**PROMPT:**
Work out the number of lines containing "suggests". Give that number alone.

----- RECORD SET

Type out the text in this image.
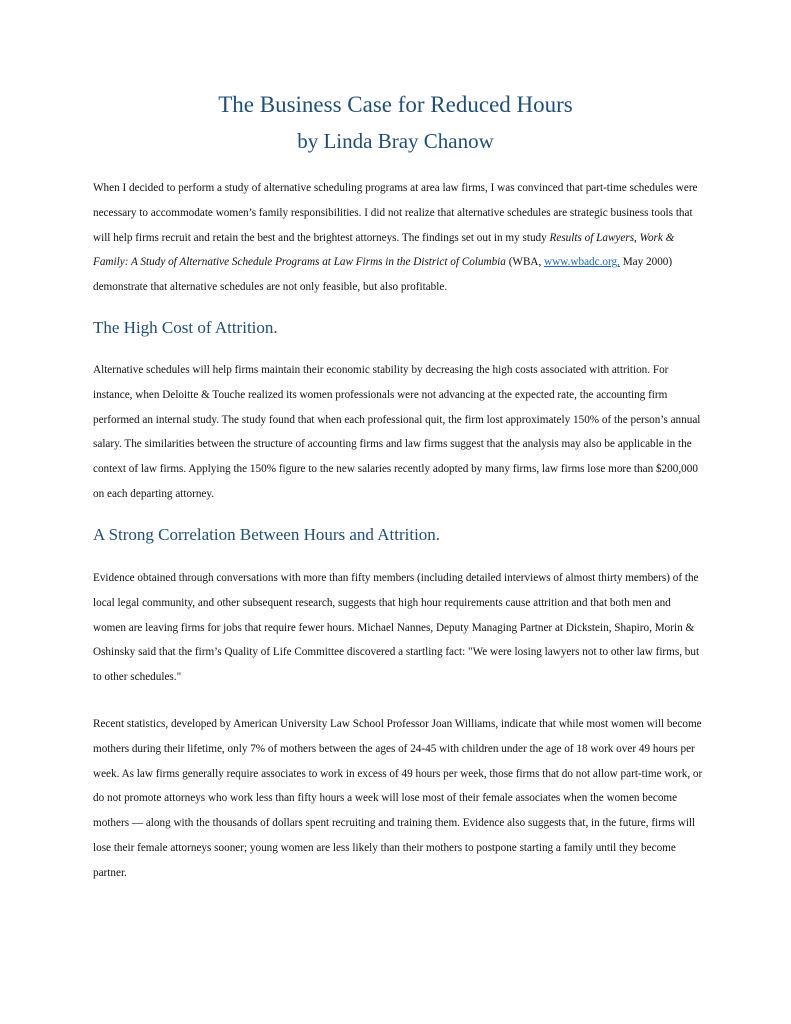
The Business Case for Reduced Hours
by Linda Bray Chanow

When I decided to perform a study of alternative scheduling programs at area law firms, I was convinced that part-time schedules were necessary to accommodate women’s family responsibilities. I did not realize that alternative schedules are strategic business tools that will help firms recruit and retain the best and the brightest attorneys. The findings set out in my study Results of Lawyers, Work & Family: A Study of Alternative Schedule Programs at Law Firms in the District of Columbia (WBA, www.wbadc.org, May 2000) demonstrate that alternative schedules are not only feasible, but also profitable.

The High Cost of Attrition.

Alternative schedules will help firms maintain their economic stability by decreasing the high costs associated with attrition. For instance, when Deloitte & Touche realized its women professionals were not advancing at the expected rate, the accounting firm performed an internal study. The study found that when each professional quit, the firm lost approximately 150% of the person’s annual salary. The similarities between the structure of accounting firms and law firms suggest that the analysis may also be applicable in the context of law firms. Applying the 150% figure to the new salaries recently adopted by many firms, law firms lose more than $200,000 on each departing attorney.

A Strong Correlation Between Hours and Attrition.

Evidence obtained through conversations with more than fifty members (including detailed interviews of almost thirty members) of the local legal community, and other subsequent research, suggests that high hour requirements cause attrition and that both men and women are leaving firms for jobs that require fewer hours. Michael Nannes, Deputy Managing Partner at Dickstein, Shapiro, Morin & Oshinsky said that the firm’s Quality of Life Committee discovered a startling fact: "We were losing lawyers not to other law firms, but to other schedules."

Recent statistics, developed by American University Law School Professor Joan Williams, indicate that while most women will become mothers during their lifetime, only 7% of mothers between the ages of 24-45 with children under the age of 18 work over 49 hours per week. As law firms generally require associates to work in excess of 49 hours per week, those firms that do not allow part-time work, or do not promote attorneys who work less than fifty hours a week will lose most of their female associates when the women become mothers — along with the thousands of dollars spent recruiting and training them. Evidence also suggests that, in the future, firms will lose their female attorneys sooner; young women are less likely than their mothers to postpone starting a family until they become partner.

----------

**WRITTEN SOLUTION:**
2